Data excerpts —
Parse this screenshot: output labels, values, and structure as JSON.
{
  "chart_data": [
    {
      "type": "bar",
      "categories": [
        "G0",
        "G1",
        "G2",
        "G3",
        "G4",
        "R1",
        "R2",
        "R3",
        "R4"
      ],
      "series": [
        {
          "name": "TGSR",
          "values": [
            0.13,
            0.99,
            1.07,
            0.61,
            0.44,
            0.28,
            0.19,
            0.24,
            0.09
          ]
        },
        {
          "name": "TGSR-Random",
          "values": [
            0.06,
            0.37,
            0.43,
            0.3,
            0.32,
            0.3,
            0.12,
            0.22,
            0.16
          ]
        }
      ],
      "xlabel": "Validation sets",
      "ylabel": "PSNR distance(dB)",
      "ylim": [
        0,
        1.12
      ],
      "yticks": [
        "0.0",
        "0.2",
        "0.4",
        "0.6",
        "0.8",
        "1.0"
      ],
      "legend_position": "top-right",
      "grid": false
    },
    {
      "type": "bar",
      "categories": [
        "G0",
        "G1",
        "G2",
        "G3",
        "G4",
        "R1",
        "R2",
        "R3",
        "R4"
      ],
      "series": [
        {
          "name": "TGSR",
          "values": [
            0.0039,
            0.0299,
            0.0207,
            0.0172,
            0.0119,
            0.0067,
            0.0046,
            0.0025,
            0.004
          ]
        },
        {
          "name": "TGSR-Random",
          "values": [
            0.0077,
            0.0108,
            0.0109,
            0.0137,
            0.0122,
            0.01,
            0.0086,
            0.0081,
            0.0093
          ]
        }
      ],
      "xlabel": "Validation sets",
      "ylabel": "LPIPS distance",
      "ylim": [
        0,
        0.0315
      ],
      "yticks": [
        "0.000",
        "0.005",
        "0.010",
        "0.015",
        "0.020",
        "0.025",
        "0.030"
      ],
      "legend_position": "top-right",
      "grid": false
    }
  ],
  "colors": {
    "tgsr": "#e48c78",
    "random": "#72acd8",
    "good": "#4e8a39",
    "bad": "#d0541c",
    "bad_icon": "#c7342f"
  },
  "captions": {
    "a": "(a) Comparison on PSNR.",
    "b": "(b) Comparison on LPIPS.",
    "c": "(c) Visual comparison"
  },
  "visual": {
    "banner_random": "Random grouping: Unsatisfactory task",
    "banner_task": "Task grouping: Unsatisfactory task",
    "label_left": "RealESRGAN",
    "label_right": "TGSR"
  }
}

Task to carry out — Take the entries above and transcribe them in full.

Answer to the task —
Parse this screenshot: output labels, values, and structure as JSON.
{
  "chart_data": [
    {
      "type": "bar",
      "categories": [
        "G0",
        "G1",
        "G2",
        "G3",
        "G4",
        "R1",
        "R2",
        "R3",
        "R4"
      ],
      "series": [
        {
          "name": "TGSR",
          "values": [
            0.13,
            0.99,
            1.07,
            0.61,
            0.44,
            0.28,
            0.19,
            0.24,
            0.09
          ]
        },
        {
          "name": "TGSR-Random",
          "values": [
            0.06,
            0.37,
            0.43,
            0.3,
            0.32,
            0.3,
            0.12,
            0.22,
            0.16
          ]
        }
      ],
      "xlabel": "Validation sets",
      "ylabel": "PSNR distance(dB)",
      "ylim": [
        0,
        1.12
      ],
      "yticks": [
        "0.0",
        "0.2",
        "0.4",
        "0.6",
        "0.8",
        "1.0"
      ],
      "legend_position": "top-right",
      "grid": false
    },
    {
      "type": "bar",
      "categories": [
        "G0",
        "G1",
        "G2",
        "G3",
        "G4",
        "R1",
        "R2",
        "R3",
        "R4"
      ],
      "series": [
        {
          "name": "TGSR",
          "values": [
            0.0039,
            0.0299,
            0.0207,
            0.0172,
            0.0119,
            0.0067,
            0.0046,
            0.0025,
            0.004
          ]
        },
        {
          "name": "TGSR-Random",
          "values": [
            0.0077,
            0.0108,
            0.0109,
            0.0137,
            0.0122,
            0.01,
            0.0086,
            0.0081,
            0.0093
          ]
        }
      ],
      "xlabel": "Validation sets",
      "ylabel": "LPIPS distance",
      "ylim": [
        0,
        0.0315
      ],
      "yticks": [
        "0.000",
        "0.005",
        "0.010",
        "0.015",
        "0.020",
        "0.025",
        "0.030"
      ],
      "legend_position": "top-right",
      "grid": false
    }
  ],
  "colors": {
    "tgsr": "#e48c78",
    "random": "#72acd8",
    "good": "#4e8a39",
    "bad": "#d0541c",
    "bad_icon": "#c7342f"
  },
  "captions": {
    "a": "(a) Comparison on PSNR.",
    "b": "(b) Comparison on LPIPS.",
    "c": "(c) Visual comparison"
  },
  "visual": {
    "banner_random": "Random grouping: Unsatisfactory task",
    "banner_task": "Task grouping: Unsatisfactory task",
    "label_left": "RealESRGAN",
    "label_right": "TGSR"
  }
}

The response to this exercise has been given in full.